DATA LISTING:
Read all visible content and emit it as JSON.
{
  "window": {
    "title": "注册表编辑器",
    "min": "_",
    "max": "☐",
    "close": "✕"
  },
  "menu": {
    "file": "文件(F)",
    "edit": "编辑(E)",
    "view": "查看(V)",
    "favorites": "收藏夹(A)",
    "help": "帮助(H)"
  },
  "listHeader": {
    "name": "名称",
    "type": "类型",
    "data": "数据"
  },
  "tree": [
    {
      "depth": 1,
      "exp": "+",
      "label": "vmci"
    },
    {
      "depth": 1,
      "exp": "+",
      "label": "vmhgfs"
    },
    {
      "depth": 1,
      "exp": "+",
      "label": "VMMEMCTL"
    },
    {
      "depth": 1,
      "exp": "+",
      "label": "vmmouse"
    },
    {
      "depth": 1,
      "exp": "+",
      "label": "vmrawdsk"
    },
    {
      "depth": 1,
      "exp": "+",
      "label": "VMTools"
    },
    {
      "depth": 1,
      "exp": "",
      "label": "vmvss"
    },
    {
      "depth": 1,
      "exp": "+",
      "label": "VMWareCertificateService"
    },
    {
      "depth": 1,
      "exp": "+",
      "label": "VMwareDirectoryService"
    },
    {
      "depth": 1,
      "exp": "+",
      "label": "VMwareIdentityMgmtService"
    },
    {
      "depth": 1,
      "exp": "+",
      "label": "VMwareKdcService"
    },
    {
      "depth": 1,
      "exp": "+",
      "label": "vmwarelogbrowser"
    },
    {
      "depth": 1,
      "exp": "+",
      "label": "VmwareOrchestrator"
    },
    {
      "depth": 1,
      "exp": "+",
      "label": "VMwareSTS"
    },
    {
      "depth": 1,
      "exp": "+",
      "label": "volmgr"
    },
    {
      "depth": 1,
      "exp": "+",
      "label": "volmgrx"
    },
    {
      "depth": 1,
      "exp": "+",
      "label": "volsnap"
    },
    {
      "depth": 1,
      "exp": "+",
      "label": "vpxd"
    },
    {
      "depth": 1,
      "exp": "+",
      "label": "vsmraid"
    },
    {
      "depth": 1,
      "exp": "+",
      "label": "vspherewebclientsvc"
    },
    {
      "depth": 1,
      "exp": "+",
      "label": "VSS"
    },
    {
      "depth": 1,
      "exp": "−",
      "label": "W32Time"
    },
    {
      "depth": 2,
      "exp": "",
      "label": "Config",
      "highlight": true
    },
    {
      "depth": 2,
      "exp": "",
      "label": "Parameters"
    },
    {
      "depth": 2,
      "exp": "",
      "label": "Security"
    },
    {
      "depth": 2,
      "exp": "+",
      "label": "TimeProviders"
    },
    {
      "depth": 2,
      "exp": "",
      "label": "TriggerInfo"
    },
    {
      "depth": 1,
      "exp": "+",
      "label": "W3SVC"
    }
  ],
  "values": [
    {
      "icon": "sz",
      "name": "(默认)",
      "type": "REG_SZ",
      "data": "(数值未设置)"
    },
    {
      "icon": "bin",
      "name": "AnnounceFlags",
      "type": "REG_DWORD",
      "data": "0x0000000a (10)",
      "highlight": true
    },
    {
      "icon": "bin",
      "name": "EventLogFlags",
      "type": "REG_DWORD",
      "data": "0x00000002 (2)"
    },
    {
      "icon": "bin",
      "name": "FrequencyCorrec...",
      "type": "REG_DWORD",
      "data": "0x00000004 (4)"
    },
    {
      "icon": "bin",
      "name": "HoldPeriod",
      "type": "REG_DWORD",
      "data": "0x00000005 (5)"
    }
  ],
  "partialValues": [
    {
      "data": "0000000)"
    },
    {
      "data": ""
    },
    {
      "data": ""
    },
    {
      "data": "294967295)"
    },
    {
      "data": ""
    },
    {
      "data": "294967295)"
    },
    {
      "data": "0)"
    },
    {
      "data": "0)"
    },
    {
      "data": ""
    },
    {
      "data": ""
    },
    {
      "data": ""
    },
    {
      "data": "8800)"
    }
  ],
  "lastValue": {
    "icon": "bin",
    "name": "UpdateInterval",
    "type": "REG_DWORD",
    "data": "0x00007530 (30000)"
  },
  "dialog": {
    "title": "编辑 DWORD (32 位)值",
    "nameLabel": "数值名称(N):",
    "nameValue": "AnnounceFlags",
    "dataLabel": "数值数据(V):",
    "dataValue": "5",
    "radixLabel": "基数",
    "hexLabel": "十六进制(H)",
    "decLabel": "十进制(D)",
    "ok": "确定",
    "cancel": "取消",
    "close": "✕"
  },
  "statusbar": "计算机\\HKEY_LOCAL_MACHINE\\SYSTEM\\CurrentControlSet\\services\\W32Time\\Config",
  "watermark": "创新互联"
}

THE PROBLEM:
From the data above, copy each line where the string "Config" appears.

ANSWER BELOW:
      "label": "Config",
  "statusbar": "计算机\\HKEY_LOCAL_MACHINE\\SYSTEM\\CurrentControlSet\\services\\W32Time\\Config",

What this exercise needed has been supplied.